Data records
+ + +

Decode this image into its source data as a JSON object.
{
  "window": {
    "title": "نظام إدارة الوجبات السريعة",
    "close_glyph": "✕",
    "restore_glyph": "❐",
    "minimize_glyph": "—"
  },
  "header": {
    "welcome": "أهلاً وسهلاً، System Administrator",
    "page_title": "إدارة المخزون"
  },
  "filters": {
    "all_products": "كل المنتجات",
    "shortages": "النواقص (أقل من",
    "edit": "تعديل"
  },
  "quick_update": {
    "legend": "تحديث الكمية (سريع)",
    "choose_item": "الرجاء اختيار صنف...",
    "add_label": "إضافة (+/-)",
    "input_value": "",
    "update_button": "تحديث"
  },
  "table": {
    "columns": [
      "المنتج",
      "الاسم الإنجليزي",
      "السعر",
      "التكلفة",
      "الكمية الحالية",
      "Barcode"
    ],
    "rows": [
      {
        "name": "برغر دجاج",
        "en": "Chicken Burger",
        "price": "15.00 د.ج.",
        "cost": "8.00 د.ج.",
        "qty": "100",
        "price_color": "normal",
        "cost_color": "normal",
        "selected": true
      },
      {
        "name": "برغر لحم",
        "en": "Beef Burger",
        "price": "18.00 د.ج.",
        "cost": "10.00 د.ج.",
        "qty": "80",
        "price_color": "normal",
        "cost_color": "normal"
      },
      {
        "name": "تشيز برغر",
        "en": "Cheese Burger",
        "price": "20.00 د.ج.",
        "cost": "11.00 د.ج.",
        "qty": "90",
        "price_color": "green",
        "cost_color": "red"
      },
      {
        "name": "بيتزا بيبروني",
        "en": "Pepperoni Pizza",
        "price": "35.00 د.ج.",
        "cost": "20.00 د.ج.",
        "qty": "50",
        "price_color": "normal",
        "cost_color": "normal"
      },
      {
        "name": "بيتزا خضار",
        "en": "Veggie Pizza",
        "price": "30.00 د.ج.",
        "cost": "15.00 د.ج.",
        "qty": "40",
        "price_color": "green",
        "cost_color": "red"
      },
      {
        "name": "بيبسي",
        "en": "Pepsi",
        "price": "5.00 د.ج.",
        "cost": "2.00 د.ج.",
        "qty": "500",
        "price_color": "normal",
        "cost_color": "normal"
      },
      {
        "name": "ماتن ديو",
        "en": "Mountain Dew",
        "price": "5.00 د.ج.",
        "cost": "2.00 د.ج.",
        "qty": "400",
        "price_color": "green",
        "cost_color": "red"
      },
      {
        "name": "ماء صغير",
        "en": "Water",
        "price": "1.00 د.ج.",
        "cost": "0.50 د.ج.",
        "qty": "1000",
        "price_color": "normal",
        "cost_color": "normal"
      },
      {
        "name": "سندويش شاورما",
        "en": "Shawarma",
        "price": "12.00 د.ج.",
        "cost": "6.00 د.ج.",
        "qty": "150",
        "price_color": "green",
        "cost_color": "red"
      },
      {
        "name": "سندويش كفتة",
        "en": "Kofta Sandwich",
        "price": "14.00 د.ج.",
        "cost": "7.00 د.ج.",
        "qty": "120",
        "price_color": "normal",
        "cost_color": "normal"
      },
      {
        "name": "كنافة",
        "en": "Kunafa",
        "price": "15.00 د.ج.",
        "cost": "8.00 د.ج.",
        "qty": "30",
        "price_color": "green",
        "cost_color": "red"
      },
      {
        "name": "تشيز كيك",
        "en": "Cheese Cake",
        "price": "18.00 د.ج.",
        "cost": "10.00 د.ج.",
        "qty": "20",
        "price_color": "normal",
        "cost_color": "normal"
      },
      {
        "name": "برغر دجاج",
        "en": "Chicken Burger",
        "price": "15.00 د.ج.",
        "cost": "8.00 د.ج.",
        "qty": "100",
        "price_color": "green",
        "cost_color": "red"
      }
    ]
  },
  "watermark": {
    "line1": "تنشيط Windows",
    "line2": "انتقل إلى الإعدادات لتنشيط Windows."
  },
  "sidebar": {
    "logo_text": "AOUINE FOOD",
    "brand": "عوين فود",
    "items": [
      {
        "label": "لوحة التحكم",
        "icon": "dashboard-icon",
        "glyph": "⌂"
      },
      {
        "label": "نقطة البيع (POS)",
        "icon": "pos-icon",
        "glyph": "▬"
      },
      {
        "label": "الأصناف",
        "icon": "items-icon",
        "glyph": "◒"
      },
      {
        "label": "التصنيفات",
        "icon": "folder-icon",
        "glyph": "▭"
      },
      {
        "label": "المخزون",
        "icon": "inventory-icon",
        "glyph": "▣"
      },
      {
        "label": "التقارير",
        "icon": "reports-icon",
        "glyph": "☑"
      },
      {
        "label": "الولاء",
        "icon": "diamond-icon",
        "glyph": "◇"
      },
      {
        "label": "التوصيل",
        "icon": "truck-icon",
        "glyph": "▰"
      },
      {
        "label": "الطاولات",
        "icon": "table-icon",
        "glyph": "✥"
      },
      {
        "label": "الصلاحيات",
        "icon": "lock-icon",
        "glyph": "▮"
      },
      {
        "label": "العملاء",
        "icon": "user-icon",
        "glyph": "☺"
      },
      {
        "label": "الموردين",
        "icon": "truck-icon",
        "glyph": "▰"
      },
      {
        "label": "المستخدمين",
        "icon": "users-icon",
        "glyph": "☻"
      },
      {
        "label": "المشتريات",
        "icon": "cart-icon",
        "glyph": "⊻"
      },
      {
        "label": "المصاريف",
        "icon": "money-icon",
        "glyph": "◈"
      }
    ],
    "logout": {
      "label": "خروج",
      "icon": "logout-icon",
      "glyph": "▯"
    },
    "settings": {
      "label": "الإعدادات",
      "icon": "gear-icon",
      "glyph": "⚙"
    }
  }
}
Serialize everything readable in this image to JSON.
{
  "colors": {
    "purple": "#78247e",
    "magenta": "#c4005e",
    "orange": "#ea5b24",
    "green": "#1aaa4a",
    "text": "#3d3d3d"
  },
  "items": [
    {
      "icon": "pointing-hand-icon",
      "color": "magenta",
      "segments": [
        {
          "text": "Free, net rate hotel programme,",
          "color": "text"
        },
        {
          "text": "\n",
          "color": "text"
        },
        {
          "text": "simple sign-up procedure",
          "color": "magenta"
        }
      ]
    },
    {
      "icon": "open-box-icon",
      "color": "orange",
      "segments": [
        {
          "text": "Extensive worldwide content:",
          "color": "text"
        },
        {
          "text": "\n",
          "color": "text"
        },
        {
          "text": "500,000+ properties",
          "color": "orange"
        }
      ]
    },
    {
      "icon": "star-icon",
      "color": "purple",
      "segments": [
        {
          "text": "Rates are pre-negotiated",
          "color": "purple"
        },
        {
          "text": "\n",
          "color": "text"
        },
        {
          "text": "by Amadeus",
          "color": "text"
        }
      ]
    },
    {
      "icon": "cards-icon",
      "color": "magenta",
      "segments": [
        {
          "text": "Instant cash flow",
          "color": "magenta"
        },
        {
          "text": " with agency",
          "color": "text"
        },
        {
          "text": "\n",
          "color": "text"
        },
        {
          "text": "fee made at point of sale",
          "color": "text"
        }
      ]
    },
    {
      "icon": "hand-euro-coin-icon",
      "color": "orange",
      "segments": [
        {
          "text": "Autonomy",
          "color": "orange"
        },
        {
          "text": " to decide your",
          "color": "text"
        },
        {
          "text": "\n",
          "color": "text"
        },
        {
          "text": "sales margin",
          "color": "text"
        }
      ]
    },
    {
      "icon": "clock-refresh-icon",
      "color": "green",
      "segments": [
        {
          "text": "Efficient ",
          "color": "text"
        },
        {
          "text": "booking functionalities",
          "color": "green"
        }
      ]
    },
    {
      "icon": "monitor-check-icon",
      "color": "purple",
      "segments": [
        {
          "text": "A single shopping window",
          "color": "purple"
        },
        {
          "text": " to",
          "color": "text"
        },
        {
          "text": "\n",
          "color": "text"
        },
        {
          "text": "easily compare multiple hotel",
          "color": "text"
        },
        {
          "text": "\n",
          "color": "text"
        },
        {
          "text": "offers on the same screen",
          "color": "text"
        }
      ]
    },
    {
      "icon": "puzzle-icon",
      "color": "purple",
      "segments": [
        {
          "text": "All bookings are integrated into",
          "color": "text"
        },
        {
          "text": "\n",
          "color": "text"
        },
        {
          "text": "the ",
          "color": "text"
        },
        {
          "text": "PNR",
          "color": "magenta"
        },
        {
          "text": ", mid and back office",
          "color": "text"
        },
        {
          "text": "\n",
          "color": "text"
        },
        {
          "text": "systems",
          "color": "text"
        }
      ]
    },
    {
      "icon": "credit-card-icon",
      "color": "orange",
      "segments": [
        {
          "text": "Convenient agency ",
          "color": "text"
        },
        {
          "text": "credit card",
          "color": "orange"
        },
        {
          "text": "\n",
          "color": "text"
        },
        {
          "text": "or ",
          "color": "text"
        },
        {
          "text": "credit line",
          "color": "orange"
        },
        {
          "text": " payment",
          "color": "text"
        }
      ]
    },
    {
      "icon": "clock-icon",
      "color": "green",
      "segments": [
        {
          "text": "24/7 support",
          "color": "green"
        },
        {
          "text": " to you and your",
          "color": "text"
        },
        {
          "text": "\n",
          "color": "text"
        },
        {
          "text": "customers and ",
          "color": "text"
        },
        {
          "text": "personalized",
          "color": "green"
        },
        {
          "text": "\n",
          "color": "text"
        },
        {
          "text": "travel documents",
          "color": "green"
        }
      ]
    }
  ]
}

+ + +

■ STATED PROBLEM: The lines to collect are those holding the string "clock"; copy them all.

■ EXPECTED ANSWER:
      "icon": "clock-refresh-icon",
      "icon": "clock-icon",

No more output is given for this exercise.